What the exercise asks |
Search the data for the string "ӨОМҮ" and gather each line it is in.

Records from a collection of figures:
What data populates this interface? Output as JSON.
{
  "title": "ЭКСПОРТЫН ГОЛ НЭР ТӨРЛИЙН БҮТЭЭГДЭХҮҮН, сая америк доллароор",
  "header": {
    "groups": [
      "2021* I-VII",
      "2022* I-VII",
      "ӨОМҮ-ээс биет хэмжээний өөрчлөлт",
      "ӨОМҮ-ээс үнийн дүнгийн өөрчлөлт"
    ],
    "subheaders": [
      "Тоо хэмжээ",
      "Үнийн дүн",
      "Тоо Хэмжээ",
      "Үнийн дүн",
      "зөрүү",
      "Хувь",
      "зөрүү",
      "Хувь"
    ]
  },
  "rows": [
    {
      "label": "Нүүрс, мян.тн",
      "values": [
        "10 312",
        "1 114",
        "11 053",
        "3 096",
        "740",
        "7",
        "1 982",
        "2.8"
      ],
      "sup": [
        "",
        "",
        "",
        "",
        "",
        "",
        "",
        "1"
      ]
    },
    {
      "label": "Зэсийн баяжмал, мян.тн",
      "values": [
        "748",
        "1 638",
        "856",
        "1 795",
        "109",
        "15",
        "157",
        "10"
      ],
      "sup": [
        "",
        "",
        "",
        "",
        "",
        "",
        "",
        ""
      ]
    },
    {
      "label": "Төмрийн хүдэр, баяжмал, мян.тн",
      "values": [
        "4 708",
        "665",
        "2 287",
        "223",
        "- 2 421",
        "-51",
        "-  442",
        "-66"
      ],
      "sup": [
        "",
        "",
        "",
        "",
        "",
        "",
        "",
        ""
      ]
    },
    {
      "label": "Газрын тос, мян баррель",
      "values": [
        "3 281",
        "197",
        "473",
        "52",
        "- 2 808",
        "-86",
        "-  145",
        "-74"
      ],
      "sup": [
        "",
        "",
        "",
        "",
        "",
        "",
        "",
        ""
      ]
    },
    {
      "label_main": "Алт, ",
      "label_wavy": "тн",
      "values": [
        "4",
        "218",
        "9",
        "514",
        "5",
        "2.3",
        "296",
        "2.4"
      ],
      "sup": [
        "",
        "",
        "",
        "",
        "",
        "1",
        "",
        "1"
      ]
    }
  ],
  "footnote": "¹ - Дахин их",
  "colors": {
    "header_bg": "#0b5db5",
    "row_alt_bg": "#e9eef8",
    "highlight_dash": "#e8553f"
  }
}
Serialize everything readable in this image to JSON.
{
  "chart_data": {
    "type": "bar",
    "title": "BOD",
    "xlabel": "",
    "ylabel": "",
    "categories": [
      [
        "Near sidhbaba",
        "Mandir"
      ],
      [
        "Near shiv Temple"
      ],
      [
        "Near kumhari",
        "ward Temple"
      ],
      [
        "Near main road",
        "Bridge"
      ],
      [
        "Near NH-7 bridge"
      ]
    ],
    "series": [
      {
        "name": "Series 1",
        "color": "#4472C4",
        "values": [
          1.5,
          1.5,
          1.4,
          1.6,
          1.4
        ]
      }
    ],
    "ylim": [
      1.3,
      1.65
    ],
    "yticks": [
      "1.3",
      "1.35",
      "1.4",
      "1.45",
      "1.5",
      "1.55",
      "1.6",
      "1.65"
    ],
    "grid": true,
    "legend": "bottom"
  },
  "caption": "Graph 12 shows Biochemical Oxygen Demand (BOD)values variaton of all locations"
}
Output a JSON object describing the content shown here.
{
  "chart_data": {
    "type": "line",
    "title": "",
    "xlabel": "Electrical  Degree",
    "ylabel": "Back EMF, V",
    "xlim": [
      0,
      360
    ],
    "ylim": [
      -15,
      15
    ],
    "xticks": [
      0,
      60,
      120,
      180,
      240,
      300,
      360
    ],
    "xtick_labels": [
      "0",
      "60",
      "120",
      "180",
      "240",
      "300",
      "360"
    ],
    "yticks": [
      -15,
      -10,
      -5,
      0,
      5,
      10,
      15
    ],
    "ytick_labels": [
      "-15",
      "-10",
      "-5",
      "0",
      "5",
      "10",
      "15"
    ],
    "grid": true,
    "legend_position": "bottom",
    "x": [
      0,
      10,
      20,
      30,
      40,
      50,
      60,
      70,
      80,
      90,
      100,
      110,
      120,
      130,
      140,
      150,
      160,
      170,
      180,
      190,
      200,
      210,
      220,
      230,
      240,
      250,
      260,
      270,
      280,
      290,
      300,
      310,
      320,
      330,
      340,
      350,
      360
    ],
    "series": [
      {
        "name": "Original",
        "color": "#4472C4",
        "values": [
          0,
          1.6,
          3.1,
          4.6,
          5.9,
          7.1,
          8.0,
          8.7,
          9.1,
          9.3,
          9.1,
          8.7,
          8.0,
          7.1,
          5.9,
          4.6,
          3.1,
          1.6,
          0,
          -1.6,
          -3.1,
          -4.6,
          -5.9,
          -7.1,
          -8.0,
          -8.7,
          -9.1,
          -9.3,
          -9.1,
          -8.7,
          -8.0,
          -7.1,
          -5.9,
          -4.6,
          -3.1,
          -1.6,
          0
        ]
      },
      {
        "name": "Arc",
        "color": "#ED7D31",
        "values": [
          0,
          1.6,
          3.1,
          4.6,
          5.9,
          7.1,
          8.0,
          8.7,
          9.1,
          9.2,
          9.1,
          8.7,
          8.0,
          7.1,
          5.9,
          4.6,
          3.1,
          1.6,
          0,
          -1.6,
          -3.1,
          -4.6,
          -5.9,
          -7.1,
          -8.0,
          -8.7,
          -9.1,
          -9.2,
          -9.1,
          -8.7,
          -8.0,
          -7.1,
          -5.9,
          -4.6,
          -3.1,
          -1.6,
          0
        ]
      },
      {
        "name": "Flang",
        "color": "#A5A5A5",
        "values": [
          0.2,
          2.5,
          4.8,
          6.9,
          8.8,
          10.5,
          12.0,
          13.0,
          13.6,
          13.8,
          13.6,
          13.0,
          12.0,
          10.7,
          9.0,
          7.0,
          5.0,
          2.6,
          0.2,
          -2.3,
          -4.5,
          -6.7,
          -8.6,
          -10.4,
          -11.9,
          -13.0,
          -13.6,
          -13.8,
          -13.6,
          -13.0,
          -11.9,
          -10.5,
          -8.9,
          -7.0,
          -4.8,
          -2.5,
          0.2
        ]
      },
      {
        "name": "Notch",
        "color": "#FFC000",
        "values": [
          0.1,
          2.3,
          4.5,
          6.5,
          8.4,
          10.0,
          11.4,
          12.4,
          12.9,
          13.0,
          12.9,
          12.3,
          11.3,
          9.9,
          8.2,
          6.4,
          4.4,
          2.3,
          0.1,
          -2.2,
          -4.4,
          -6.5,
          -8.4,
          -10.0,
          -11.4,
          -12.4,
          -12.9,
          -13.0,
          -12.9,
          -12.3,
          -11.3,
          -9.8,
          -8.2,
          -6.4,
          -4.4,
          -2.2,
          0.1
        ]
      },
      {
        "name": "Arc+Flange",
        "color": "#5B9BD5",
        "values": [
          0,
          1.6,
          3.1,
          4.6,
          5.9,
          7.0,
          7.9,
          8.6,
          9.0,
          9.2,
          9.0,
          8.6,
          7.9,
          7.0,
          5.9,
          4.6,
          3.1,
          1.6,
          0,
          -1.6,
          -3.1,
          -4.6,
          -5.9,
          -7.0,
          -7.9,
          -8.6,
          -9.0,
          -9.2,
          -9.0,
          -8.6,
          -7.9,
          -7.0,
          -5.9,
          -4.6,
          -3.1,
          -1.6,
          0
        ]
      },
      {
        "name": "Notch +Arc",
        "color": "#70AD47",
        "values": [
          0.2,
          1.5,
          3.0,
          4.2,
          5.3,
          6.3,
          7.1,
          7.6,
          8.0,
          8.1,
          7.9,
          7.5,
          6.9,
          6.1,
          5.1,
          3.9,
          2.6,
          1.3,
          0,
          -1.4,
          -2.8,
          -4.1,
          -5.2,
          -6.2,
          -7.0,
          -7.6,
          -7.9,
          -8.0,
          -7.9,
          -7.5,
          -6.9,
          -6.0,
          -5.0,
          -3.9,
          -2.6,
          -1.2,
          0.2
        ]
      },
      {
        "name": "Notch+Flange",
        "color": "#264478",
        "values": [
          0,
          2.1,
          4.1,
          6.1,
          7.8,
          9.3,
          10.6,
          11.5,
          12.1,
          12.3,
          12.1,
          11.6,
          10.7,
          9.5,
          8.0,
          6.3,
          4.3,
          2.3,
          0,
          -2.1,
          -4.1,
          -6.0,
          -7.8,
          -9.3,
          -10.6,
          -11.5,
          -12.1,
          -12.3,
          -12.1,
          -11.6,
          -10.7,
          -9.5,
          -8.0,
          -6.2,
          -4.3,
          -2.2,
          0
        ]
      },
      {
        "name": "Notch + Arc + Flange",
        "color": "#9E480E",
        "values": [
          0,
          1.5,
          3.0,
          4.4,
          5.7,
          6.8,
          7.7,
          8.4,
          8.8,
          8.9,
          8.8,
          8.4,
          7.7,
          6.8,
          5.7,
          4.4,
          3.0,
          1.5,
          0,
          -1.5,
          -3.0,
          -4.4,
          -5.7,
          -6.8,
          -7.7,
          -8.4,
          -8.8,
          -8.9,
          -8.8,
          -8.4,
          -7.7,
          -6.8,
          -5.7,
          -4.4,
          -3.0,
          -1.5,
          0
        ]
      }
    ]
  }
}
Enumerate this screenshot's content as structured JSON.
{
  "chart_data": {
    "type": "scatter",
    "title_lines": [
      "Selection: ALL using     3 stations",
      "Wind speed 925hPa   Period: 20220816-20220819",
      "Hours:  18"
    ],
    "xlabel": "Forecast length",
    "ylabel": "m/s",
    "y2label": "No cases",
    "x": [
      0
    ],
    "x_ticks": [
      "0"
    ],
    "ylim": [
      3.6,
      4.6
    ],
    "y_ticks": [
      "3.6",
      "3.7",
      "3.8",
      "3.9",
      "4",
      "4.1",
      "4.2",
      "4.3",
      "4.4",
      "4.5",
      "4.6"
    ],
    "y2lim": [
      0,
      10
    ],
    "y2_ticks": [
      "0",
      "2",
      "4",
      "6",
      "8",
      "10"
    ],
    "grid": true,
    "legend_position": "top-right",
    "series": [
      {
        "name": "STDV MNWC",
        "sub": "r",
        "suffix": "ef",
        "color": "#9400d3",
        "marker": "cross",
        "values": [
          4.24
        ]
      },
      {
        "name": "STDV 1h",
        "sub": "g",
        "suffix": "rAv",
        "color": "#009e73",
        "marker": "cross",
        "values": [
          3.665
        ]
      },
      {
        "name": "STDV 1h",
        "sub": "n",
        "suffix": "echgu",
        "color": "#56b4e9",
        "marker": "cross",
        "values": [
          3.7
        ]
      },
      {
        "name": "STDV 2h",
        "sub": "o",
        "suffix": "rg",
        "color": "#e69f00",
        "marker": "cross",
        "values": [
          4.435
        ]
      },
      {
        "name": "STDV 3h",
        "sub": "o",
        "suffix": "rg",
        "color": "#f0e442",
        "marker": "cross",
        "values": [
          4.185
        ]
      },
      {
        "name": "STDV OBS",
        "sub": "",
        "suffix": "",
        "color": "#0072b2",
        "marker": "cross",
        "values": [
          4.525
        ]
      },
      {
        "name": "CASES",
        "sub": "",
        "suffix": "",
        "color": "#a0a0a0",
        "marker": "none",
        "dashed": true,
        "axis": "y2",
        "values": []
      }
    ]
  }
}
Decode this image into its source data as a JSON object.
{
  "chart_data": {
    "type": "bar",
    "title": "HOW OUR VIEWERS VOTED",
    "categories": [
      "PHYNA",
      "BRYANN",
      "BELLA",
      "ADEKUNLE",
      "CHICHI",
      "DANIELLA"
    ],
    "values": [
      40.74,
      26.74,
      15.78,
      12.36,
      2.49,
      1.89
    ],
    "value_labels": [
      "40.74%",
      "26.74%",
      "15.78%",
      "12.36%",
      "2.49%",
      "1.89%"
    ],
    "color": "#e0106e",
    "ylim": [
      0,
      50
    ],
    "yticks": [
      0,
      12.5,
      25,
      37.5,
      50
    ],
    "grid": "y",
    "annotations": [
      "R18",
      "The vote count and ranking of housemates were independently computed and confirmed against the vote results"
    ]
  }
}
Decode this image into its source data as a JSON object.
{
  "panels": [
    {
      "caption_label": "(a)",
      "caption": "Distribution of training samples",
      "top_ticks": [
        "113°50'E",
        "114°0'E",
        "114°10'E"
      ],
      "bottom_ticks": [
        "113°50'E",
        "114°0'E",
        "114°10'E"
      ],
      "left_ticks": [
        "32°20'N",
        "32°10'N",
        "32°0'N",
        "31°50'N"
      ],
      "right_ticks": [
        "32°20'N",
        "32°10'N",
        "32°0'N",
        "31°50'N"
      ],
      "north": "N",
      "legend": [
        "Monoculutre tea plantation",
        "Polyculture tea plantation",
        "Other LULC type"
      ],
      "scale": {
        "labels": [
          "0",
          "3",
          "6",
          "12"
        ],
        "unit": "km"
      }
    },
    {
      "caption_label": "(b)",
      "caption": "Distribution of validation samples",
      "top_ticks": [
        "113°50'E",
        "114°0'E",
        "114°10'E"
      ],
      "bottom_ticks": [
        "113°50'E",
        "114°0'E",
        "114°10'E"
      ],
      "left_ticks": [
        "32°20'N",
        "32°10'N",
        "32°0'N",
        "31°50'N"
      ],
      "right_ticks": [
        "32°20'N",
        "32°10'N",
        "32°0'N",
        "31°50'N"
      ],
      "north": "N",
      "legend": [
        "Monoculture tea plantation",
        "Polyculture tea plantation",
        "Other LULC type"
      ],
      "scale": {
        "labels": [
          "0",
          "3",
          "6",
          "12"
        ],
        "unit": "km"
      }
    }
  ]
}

The answer |
      "ӨОМҮ-ээс биет хэмжээний өөрчлөлт",
      "ӨОМҮ-ээс үнийн дүнгийн өөрчлөлт"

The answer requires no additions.